** START OF DATA PROVIDED **

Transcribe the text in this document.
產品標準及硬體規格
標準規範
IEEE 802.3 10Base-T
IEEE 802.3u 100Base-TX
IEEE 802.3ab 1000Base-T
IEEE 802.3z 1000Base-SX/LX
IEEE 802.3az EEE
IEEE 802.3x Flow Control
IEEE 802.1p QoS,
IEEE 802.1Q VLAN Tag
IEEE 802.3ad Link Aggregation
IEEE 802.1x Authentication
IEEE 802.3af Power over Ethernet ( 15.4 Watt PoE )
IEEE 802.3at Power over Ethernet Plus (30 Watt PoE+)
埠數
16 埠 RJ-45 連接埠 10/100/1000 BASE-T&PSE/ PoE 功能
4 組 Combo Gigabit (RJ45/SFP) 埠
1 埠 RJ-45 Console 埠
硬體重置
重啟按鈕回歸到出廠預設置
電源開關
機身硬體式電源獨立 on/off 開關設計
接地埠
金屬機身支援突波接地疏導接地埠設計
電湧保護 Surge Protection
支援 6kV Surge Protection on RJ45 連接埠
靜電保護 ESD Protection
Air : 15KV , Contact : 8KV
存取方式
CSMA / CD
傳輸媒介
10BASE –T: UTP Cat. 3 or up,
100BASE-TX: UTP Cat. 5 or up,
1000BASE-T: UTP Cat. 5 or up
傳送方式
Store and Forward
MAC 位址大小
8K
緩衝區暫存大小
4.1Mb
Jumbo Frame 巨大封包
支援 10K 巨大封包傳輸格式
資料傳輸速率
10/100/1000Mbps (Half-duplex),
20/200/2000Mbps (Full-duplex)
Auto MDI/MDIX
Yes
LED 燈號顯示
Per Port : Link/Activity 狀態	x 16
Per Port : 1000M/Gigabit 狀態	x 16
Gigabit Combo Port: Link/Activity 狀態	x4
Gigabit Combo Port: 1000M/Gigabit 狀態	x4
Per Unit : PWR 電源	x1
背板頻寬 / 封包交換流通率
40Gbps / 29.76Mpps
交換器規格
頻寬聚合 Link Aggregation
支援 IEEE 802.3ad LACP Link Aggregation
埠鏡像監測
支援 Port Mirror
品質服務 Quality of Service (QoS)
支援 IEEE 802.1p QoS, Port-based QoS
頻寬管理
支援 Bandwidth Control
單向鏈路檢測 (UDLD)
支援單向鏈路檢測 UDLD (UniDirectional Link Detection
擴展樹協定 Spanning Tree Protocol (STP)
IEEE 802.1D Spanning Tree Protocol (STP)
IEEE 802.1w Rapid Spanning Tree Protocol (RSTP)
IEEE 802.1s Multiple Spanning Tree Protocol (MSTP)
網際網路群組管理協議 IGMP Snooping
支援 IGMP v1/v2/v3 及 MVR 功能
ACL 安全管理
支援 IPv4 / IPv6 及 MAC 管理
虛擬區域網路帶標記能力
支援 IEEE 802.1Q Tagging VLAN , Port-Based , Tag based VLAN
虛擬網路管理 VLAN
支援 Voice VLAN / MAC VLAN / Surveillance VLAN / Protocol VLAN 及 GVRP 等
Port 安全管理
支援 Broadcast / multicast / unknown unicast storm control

** END OF DATA PROVIDED **

SET EXERCISE — Only lines holding the string "Link" are wanted; gather each one from the entries above.

FINAL RESULT —
IEEE 802.3ad Link Aggregation
Per Port : Link/Activity 狀態	x 16
Gigabit Combo Port: Link/Activity 狀態	x4
頻寬聚合 Link Aggregation
支援 IEEE 802.3ad LACP Link Aggregation
支援單向鏈路檢測 UDLD (UniDirectional Link Detection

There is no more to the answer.